* START INPUT ROWS *

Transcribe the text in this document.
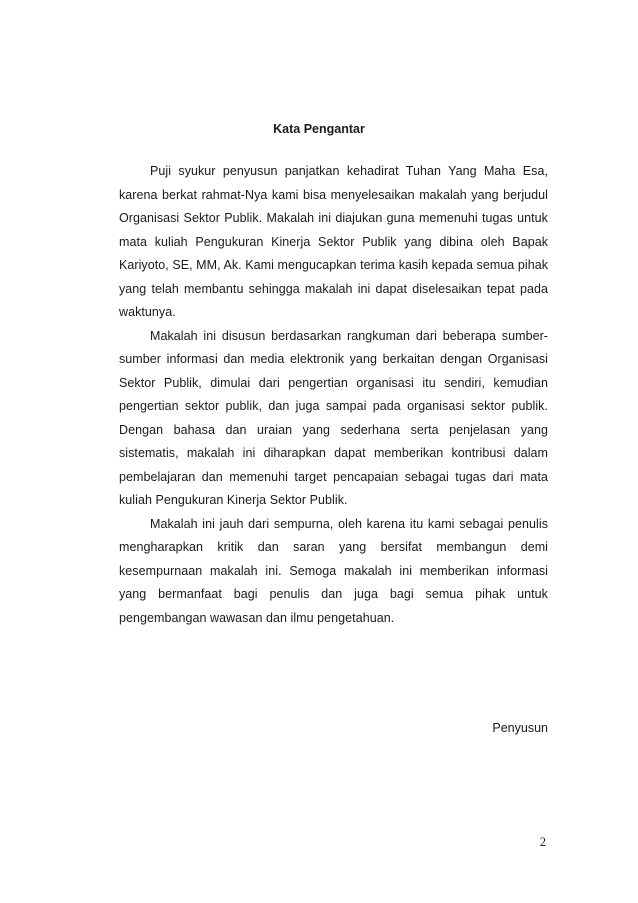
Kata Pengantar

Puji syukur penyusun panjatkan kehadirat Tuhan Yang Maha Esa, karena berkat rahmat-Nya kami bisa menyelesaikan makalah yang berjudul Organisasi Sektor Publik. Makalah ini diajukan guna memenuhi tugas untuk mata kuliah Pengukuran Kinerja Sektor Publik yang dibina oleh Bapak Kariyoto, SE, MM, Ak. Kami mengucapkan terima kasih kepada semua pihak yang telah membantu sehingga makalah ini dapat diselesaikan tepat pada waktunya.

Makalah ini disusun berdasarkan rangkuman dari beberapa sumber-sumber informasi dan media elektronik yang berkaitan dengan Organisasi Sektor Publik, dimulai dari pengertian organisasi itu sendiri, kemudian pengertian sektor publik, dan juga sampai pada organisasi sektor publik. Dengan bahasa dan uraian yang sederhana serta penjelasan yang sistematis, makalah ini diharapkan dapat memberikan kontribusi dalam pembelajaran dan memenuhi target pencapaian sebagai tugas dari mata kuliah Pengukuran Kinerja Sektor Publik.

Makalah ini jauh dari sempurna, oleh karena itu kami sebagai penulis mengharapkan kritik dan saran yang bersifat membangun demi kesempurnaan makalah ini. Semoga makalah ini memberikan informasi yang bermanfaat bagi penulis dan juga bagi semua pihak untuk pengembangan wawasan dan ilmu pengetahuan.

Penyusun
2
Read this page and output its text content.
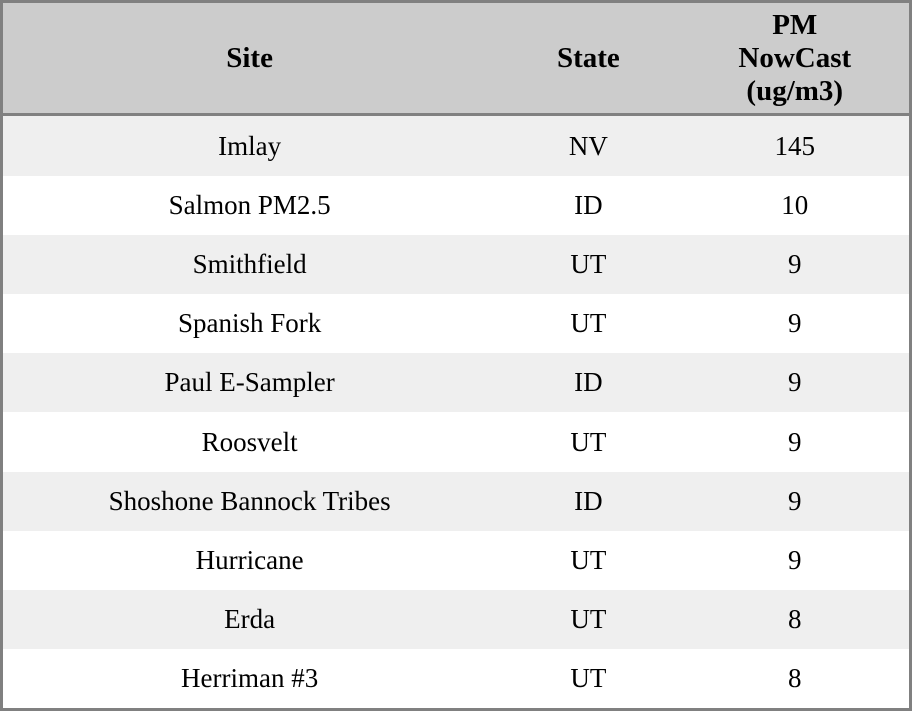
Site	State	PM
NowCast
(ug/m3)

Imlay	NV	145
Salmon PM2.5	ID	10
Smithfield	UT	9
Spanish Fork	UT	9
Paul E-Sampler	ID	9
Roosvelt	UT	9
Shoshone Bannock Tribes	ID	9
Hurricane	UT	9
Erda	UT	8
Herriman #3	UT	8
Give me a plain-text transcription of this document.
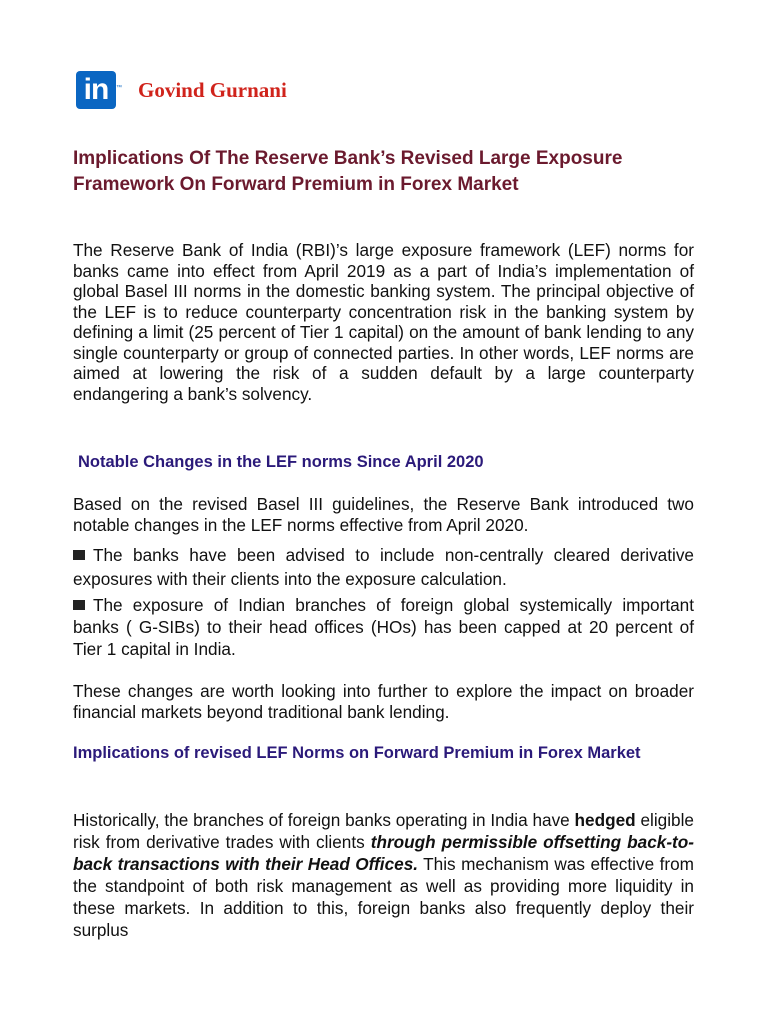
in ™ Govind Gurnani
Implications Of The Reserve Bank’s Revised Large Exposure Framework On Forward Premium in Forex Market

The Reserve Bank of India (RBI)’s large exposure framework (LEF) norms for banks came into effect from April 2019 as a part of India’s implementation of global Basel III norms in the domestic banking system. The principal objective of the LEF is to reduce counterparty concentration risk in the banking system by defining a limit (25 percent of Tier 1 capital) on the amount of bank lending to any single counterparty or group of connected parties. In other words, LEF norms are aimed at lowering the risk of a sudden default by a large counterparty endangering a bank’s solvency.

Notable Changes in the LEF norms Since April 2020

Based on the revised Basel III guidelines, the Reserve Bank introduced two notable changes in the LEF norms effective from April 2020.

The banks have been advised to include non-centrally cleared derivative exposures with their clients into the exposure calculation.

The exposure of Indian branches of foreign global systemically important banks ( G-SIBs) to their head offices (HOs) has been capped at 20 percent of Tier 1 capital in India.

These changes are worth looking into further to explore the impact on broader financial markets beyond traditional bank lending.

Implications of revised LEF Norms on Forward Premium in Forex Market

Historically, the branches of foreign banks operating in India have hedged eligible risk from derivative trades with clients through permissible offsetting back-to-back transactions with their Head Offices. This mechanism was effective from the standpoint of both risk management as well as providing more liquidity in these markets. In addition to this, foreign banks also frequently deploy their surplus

* END INPUT ROWS *
* START INPUT ROWS *

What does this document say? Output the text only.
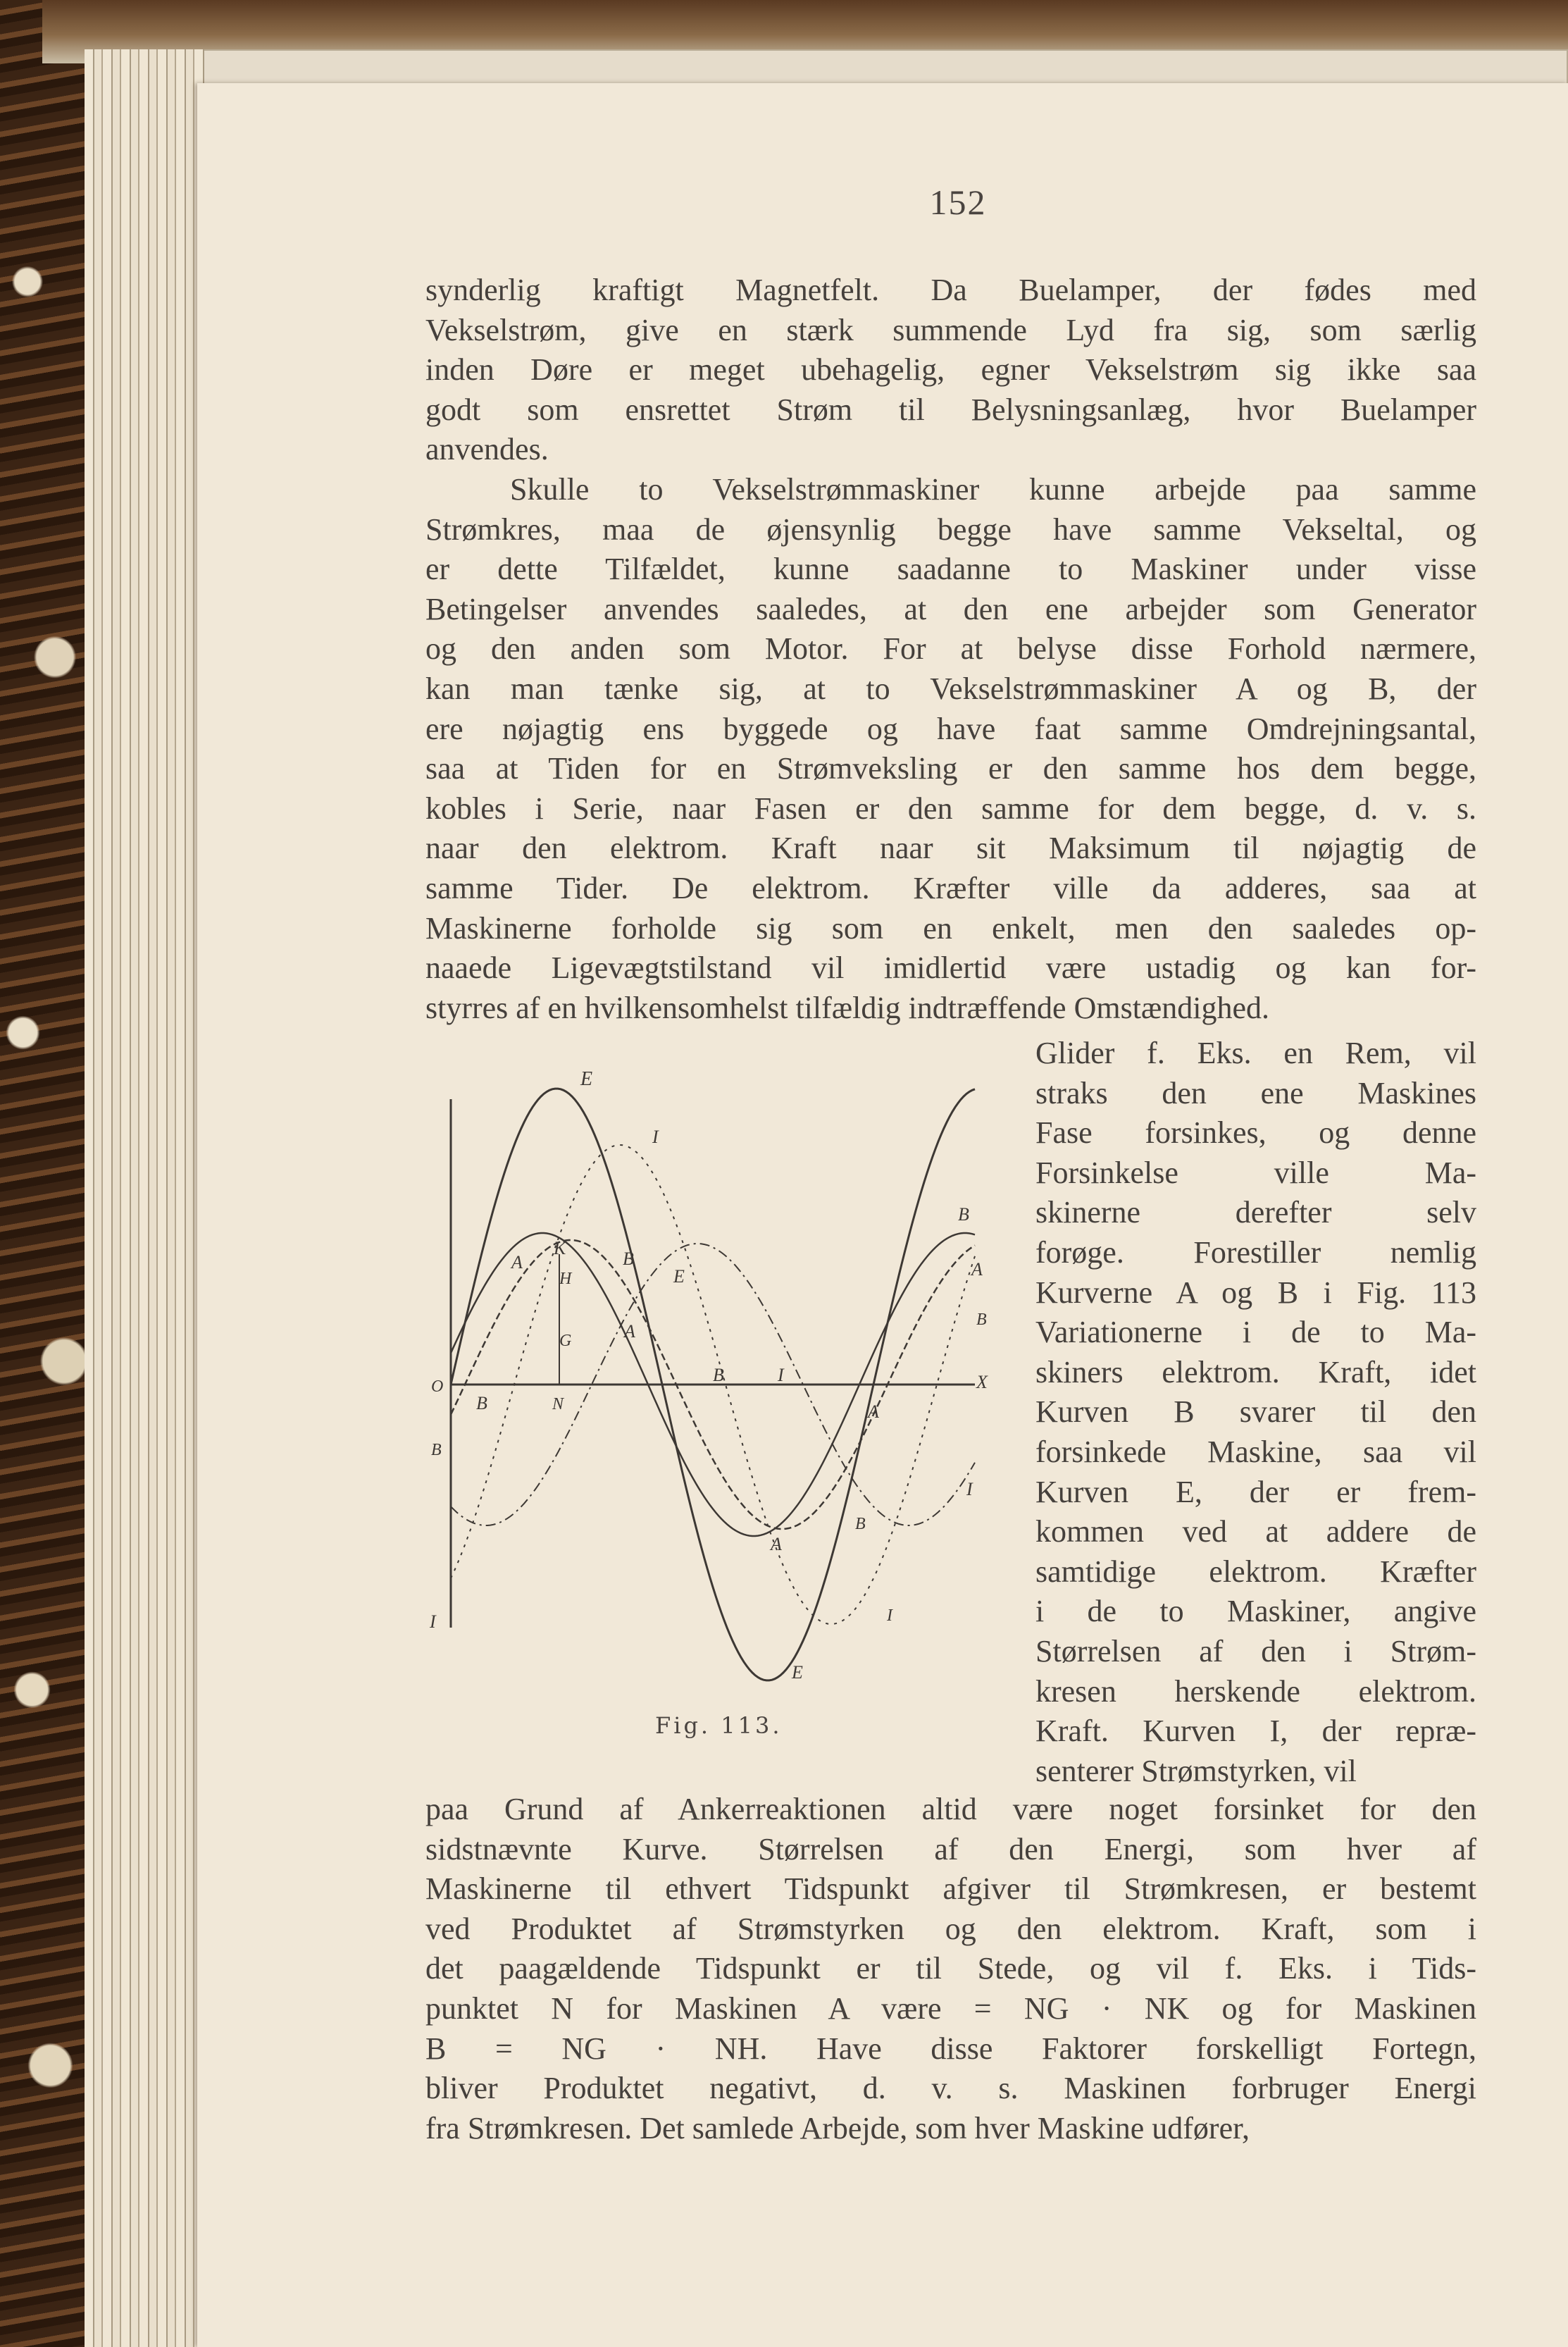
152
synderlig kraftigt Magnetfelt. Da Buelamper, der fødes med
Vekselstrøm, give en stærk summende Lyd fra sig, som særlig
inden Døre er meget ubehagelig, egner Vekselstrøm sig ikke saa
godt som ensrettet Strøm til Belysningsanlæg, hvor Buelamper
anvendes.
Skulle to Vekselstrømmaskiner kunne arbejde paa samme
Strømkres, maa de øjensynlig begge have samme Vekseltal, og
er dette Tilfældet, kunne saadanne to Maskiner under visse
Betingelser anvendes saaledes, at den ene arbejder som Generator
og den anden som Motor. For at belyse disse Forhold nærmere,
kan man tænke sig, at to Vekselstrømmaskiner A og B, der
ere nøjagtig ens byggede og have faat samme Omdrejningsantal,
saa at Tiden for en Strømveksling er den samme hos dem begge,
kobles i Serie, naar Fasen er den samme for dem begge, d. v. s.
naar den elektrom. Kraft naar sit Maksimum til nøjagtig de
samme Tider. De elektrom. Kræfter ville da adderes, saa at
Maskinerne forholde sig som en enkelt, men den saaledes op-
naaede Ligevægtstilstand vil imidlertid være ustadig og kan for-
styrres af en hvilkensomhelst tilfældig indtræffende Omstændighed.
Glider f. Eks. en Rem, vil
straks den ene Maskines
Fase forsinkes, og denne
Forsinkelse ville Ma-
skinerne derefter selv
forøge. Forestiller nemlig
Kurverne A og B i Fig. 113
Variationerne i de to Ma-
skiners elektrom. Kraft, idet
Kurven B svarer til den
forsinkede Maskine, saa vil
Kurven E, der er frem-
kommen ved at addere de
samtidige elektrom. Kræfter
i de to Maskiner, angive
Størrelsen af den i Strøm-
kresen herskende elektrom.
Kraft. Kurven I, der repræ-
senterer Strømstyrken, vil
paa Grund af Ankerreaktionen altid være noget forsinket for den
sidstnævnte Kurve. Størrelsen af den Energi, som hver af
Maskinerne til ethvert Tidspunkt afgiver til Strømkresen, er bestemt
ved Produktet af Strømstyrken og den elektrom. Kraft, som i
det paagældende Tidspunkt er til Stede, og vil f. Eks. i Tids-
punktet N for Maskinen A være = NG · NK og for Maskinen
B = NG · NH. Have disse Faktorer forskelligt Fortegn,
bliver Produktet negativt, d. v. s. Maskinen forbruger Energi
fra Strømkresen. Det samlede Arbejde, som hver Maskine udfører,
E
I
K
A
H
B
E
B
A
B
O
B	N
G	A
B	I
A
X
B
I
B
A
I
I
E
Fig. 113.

* END INPUT ROWS *

Scan the material above for the word "sebagai". Copy each line where it occurs.

Makalah ini disusun berdasarkan rangkuman dari beberapa sumber-sumber informasi dan media elektronik yang berkaitan dengan Organisasi Sektor Publik, dimulai dari pengertian organisasi itu sendiri, kemudian pengertian sektor publik, dan juga sampai pada organisasi sektor publik. Dengan bahasa dan uraian yang sederhana serta penjelasan yang sistematis, makalah ini diharapkan dapat memberikan kontribusi dalam pembelajaran dan memenuhi target pencapaian sebagai tugas dari mata kuliah Pengukuran Kinerja Sektor Publik.
Makalah ini jauh dari sempurna, oleh karena itu kami sebagai penulis mengharapkan kritik dan saran yang bersifat membangun demi kesempurnaan makalah ini. Semoga makalah ini memberikan informasi yang bermanfaat bagi penulis dan juga bagi semua pihak untuk pengembangan wawasan dan ilmu pengetahuan.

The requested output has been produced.